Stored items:
——

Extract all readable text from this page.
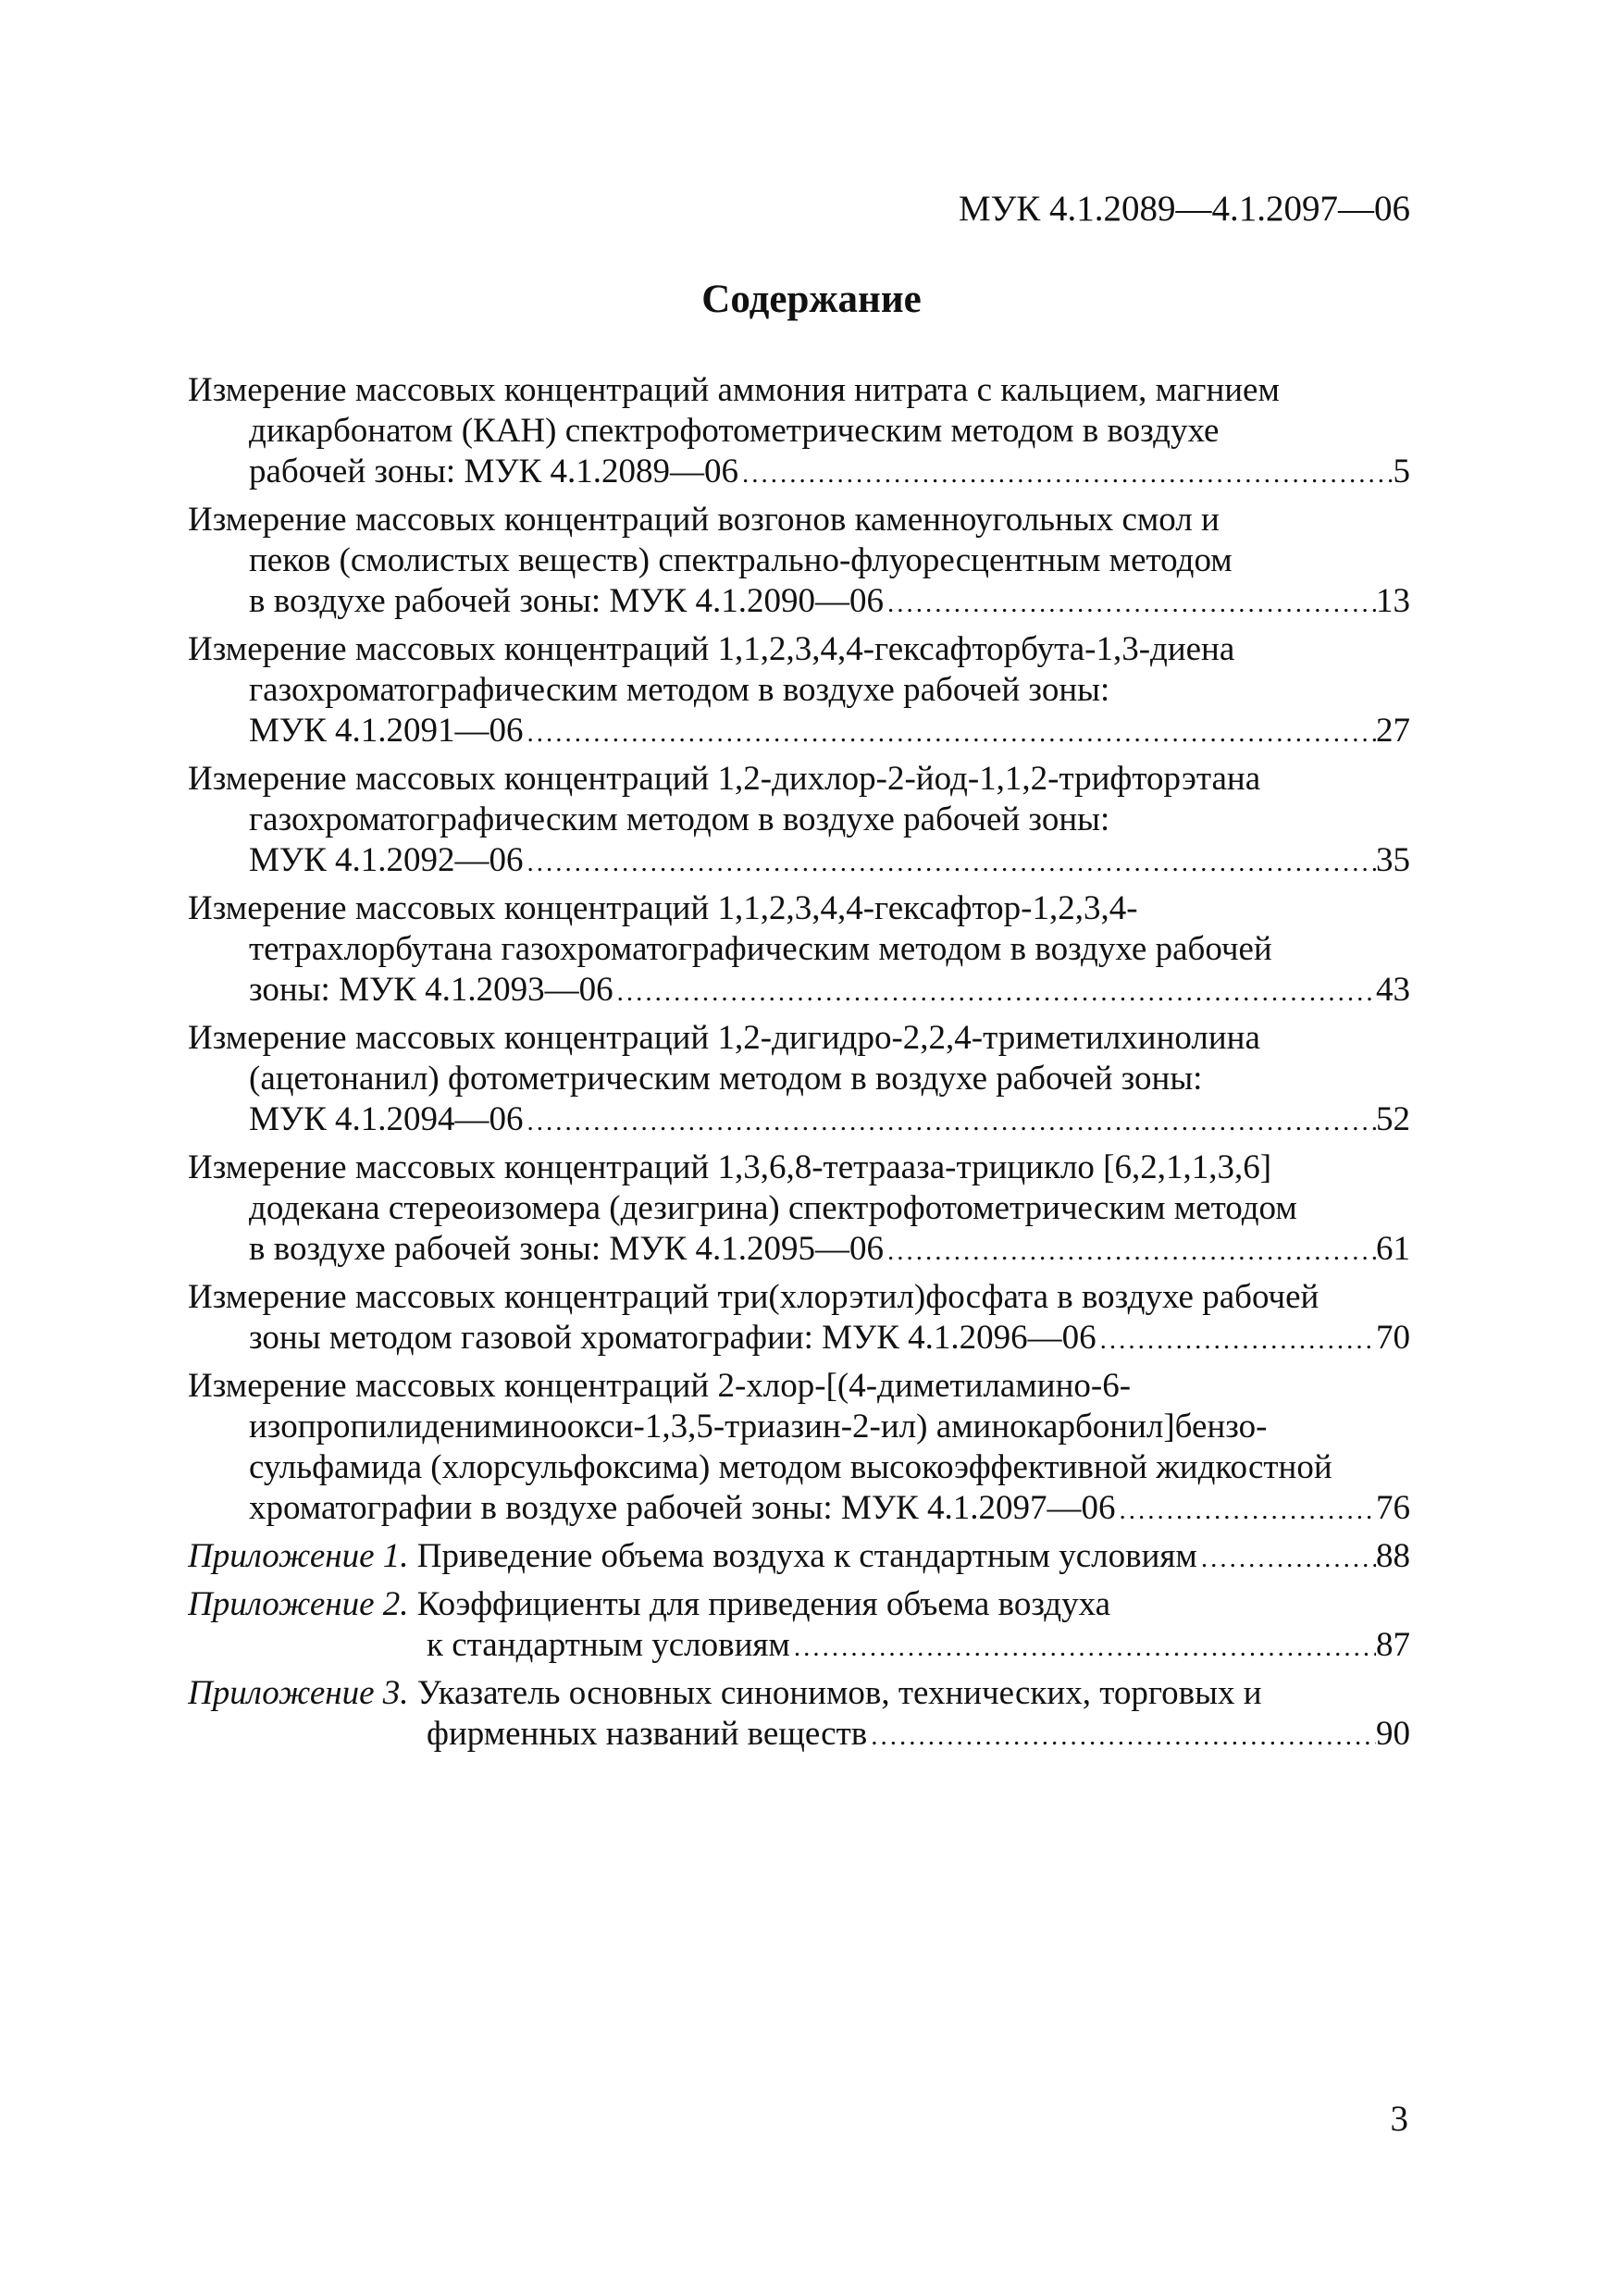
МУК 4.1.2089—4.1.2097—06
Содержание
Измерение массовых концентраций аммония нитрата с кальцием, магнием
дикарбонатом (КАН) спектрофотометрическим методом в воздухе
рабочей зоны: МУК 4.1.2089—06 .....	5
Измерение массовых концентраций возгонов каменноугольных смол и
пеков (смолистых веществ) спектрально-флуоресцентным методом
в воздухе рабочей зоны: МУК 4.1.2090—06 .....	13
Измерение массовых концентраций 1,1,2,3,4,4-гексафторбута-1,3-диена
газохроматографическим методом в воздухе рабочей зоны:
МУК 4.1.2091—06 .....	27
Измерение массовых концентраций 1,2-дихлор-2-йод-1,1,2-трифторэтана
газохроматографическим методом в воздухе рабочей зоны:
МУК 4.1.2092—06 .....	35
Измерение массовых концентраций 1,1,2,3,4,4-гексафтор-1,2,3,4-
тетрахлорбутана газохроматографическим методом в воздухе рабочей
зоны: МУК 4.1.2093—06 .....	43
Измерение массовых концентраций 1,2-дигидро-2,2,4-триметилхинолина
(ацетонанил) фотометрическим методом в воздухе рабочей зоны:
МУК 4.1.2094—06 .....	52
Измерение массовых концентраций 1,3,6,8-тетрааза-трицикло [6,2,1,1,3,6]
додекана стереоизомера (дезигрина) спектрофотометрическим методом
в воздухе рабочей зоны: МУК 4.1.2095—06 .....	61
Измерение массовых концентраций три(хлорэтил)фосфата в воздухе рабочей
зоны методом газовой хроматографии: МУК 4.1.2096—06 .....	70
Измерение массовых концентраций 2-хлор-[(4-диметиламино-6-
изопропилидениминоокси-1,3,5-триазин-2-ил) аминокарбонил]бензо-
сульфамида (хлорсульфоксима) методом высокоэффективной жидкостной
хроматографии в воздухе рабочей зоны: МУК 4.1.2097—06 .....	76
Приложение 1. Приведение объема воздуха к стандартным условиям .....	88
Приложение 2. Коэффициенты для приведения объема воздуха
к стандартным условиям .....	87
Приложение 3. Указатель основных синонимов, технических, торговых и
фирменных названий веществ .....	90
3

——

▶ _WHAT YOU HAVE TO DO_
Repeat the data exactly, without the pictures.

▶ _RESULT OF THE EXERCISE_
Extract all readable text from this page.
МУК 4.1.2089—4.1.2097—06
Содержание
Измерение массовых концентраций аммония нитрата с кальцием, магнием
дикарбонатом (КАН) спектрофотометрическим методом в воздухе
рабочей зоны: МУК 4.1.2089—06 .....	5
Измерение массовых концентраций возгонов каменноугольных смол и
пеков (смолистых веществ) спектрально-флуоресцентным методом
в воздухе рабочей зоны: МУК 4.1.2090—06 .....	13
Измерение массовых концентраций 1,1,2,3,4,4-гексафторбута-1,3-диена
газохроматографическим методом в воздухе рабочей зоны:
МУК 4.1.2091—06 .....	27
Измерение массовых концентраций 1,2-дихлор-2-йод-1,1,2-трифторэтана
газохроматографическим методом в воздухе рабочей зоны:
МУК 4.1.2092—06 .....	35
Измерение массовых концентраций 1,1,2,3,4,4-гексафтор-1,2,3,4-
тетрахлорбутана газохроматографическим методом в воздухе рабочей
зоны: МУК 4.1.2093—06 .....	43
Измерение массовых концентраций 1,2-дигидро-2,2,4-триметилхинолина
(ацетонанил) фотометрическим методом в воздухе рабочей зоны:
МУК 4.1.2094—06 .....	52
Измерение массовых концентраций 1,3,6,8-тетрааза-трицикло [6,2,1,1,3,6]
додекана стереоизомера (дезигрина) спектрофотометрическим методом
в воздухе рабочей зоны: МУК 4.1.2095—06 .....	61
Измерение массовых концентраций три(хлорэтил)фосфата в воздухе рабочей
зоны методом газовой хроматографии: МУК 4.1.2096—06 .....	70
Измерение массовых концентраций 2-хлор-[(4-диметиламино-6-
изопропилидениминоокси-1,3,5-триазин-2-ил) аминокарбонил]бензо-
сульфамида (хлорсульфоксима) методом высокоэффективной жидкостной
хроматографии в воздухе рабочей зоны: МУК 4.1.2097—06 .....	76
Приложение 1. Приведение объема воздуха к стандартным условиям .....	88
Приложение 2. Коэффициенты для приведения объема воздуха
к стандартным условиям .....	87
Приложение 3. Указатель основных синонимов, технических, торговых и
фирменных названий веществ .....	90
3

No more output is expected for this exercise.